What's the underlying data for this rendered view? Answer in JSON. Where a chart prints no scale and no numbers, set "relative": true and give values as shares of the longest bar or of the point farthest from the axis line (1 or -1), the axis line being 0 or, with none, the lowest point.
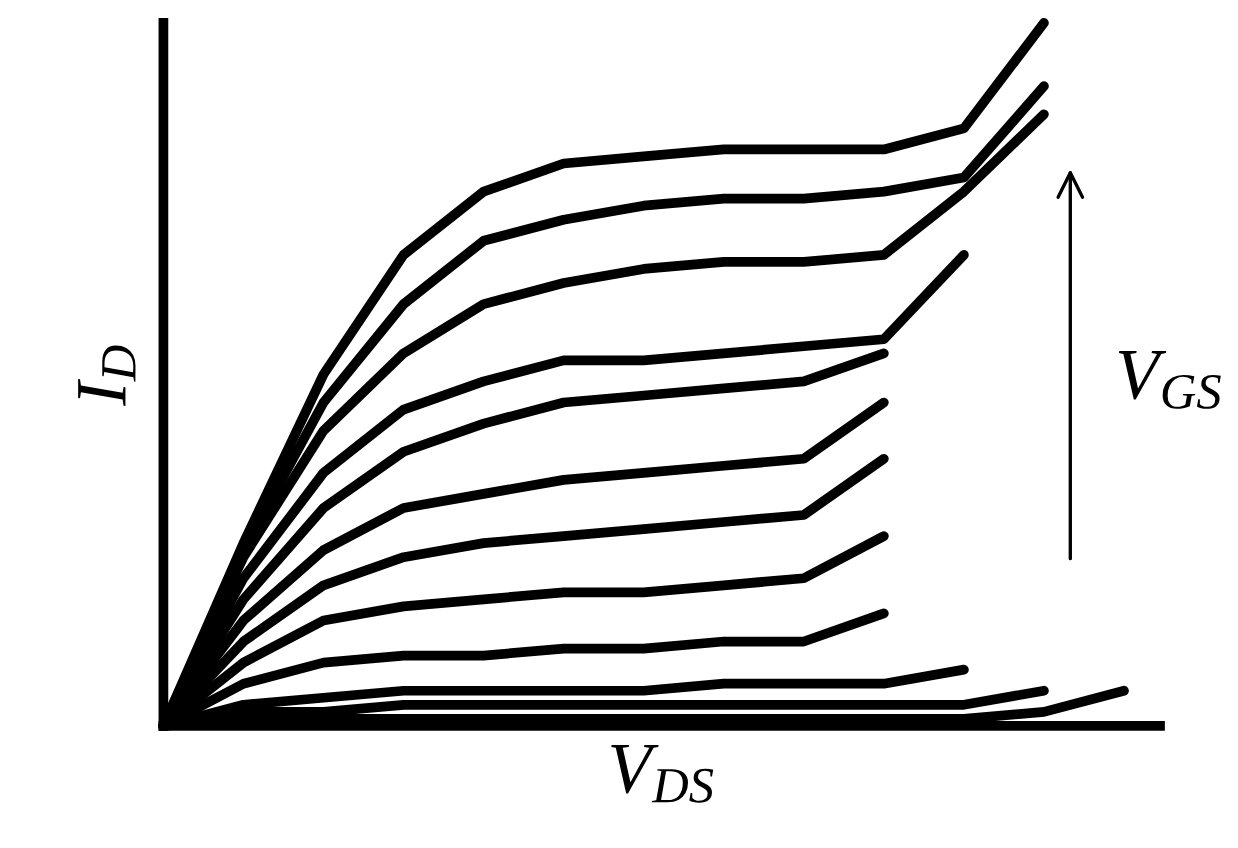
{
  "chart_data": {
    "type": "line",
    "relative": true,
    "xlabel": "V$_{DS}$",
    "ylabel": "I$_{D}$",
    "annotations": [
      "V$_{GS}$"
    ],
    "marker": "none",
    "line_style": "solid",
    "legend": false,
    "categories": [
      null,
      null,
      null,
      null,
      null,
      null,
      null,
      null,
      null,
      null,
      null,
      null,
      null
    ],
    "series": [
      {
        "color": "#000000",
        "values": [
          0,
          0.26,
          0.5,
          0.67,
          0.76,
          0.8,
          0.81,
          0.82,
          0.82,
          0.82,
          0.85,
          1.0,
          null
        ]
      },
      {
        "color": "#000000",
        "values": [
          0,
          0.25,
          0.46,
          0.6,
          0.69,
          0.72,
          0.74,
          0.75,
          0.75,
          0.76,
          0.78,
          0.91,
          null
        ]
      },
      {
        "color": "#000000",
        "values": [
          0,
          0.24,
          0.42,
          0.53,
          0.6,
          0.63,
          0.65,
          0.66,
          0.66,
          0.67,
          0.76,
          0.87,
          null
        ]
      },
      {
        "color": "#000000",
        "values": [
          0,
          0.21,
          0.36,
          0.45,
          0.49,
          0.52,
          0.52,
          0.53,
          0.54,
          0.55,
          0.67,
          null,
          null
        ]
      },
      {
        "color": "#000000",
        "values": [
          0,
          0.18,
          0.31,
          0.39,
          0.43,
          0.46,
          0.47,
          0.48,
          0.49,
          0.53,
          null,
          null,
          null
        ]
      },
      {
        "color": "#000000",
        "values": [
          0,
          0.15,
          0.25,
          0.31,
          0.33,
          0.35,
          0.36,
          0.37,
          0.38,
          0.46,
          null,
          null,
          null
        ]
      },
      {
        "color": "#000000",
        "values": [
          0,
          0.12,
          0.2,
          0.24,
          0.26,
          0.27,
          0.28,
          0.29,
          0.3,
          0.38,
          null,
          null,
          null
        ]
      },
      {
        "color": "#000000",
        "values": [
          0,
          0.09,
          0.15,
          0.17,
          0.18,
          0.19,
          0.19,
          0.2,
          0.21,
          0.27,
          null,
          null,
          null
        ]
      },
      {
        "color": "#000000",
        "values": [
          0,
          0.06,
          0.09,
          0.1,
          0.1,
          0.11,
          0.11,
          0.12,
          0.12,
          0.16,
          null,
          null,
          null
        ]
      },
      {
        "color": "#000000",
        "values": [
          0,
          0.03,
          0.04,
          0.05,
          0.05,
          0.05,
          0.05,
          0.06,
          0.06,
          0.06,
          0.08,
          null,
          null
        ]
      },
      {
        "color": "#000000",
        "values": [
          0,
          0.02,
          0.02,
          0.03,
          0.03,
          0.03,
          0.03,
          0.03,
          0.03,
          0.03,
          0.03,
          0.05,
          null
        ]
      },
      {
        "color": "#000000",
        "values": [
          0,
          0.01,
          0.01,
          0.01,
          0.01,
          0.01,
          0.01,
          0.01,
          0.01,
          0.01,
          0.01,
          0.02,
          0.05
        ]
      }
    ]
  }
}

■ ■ ■

INSTRUCTIONS FOR THE TASK
Copy the listing exactly. Any image in it stays out of the copy.

FULL RESPONSE
What's the underlying data for this rendered view? Answer in JSON. Where a chart prints no scale and no numbers, set "relative": true and give values as shares of the longest bar or of the point farthest from the axis line (1 or -1), the axis line being 0 or, with none, the lowest point.
{
  "chart_data": {
    "type": "line",
    "relative": true,
    "xlabel": "V$_{DS}$",
    "ylabel": "I$_{D}$",
    "annotations": [
      "V$_{GS}$"
    ],
    "marker": "none",
    "line_style": "solid",
    "legend": false,
    "categories": [
      null,
      null,
      null,
      null,
      null,
      null,
      null,
      null,
      null,
      null,
      null,
      null,
      null
    ],
    "series": [
      {
        "color": "#000000",
        "values": [
          0,
          0.26,
          0.5,
          0.67,
          0.76,
          0.8,
          0.81,
          0.82,
          0.82,
          0.82,
          0.85,
          1.0,
          null
        ]
      },
      {
        "color": "#000000",
        "values": [
          0,
          0.25,
          0.46,
          0.6,
          0.69,
          0.72,
          0.74,
          0.75,
          0.75,
          0.76,
          0.78,
          0.91,
          null
        ]
      },
      {
        "color": "#000000",
        "values": [
          0,
          0.24,
          0.42,
          0.53,
          0.6,
          0.63,
          0.65,
          0.66,
          0.66,
          0.67,
          0.76,
          0.87,
          null
        ]
      },
      {
        "color": "#000000",
        "values": [
          0,
          0.21,
          0.36,
          0.45,
          0.49,
          0.52,
          0.52,
          0.53,
          0.54,
          0.55,
          0.67,
          null,
          null
        ]
      },
      {
        "color": "#000000",
        "values": [
          0,
          0.18,
          0.31,
          0.39,
          0.43,
          0.46,
          0.47,
          0.48,
          0.49,
          0.53,
          null,
          null,
          null
        ]
      },
      {
        "color": "#000000",
        "values": [
          0,
          0.15,
          0.25,
          0.31,
          0.33,
          0.35,
          0.36,
          0.37,
          0.38,
          0.46,
          null,
          null,
          null
        ]
      },
      {
        "color": "#000000",
        "values": [
          0,
          0.12,
          0.2,
          0.24,
          0.26,
          0.27,
          0.28,
          0.29,
          0.3,
          0.38,
          null,
          null,
          null
        ]
      },
      {
        "color": "#000000",
        "values": [
          0,
          0.09,
          0.15,
          0.17,
          0.18,
          0.19,
          0.19,
          0.2,
          0.21,
          0.27,
          null,
          null,
          null
        ]
      },
      {
        "color": "#000000",
        "values": [
          0,
          0.06,
          0.09,
          0.1,
          0.1,
          0.11,
          0.11,
          0.12,
          0.12,
          0.16,
          null,
          null,
          null
        ]
      },
      {
        "color": "#000000",
        "values": [
          0,
          0.03,
          0.04,
          0.05,
          0.05,
          0.05,
          0.05,
          0.06,
          0.06,
          0.06,
          0.08,
          null,
          null
        ]
      },
      {
        "color": "#000000",
        "values": [
          0,
          0.02,
          0.02,
          0.03,
          0.03,
          0.03,
          0.03,
          0.03,
          0.03,
          0.03,
          0.03,
          0.05,
          null
        ]
      },
      {
        "color": "#000000",
        "values": [
          0,
          0.01,
          0.01,
          0.01,
          0.01,
          0.01,
          0.01,
          0.01,
          0.01,
          0.01,
          0.01,
          0.02,
          0.05
        ]
      }
    ]
  }
}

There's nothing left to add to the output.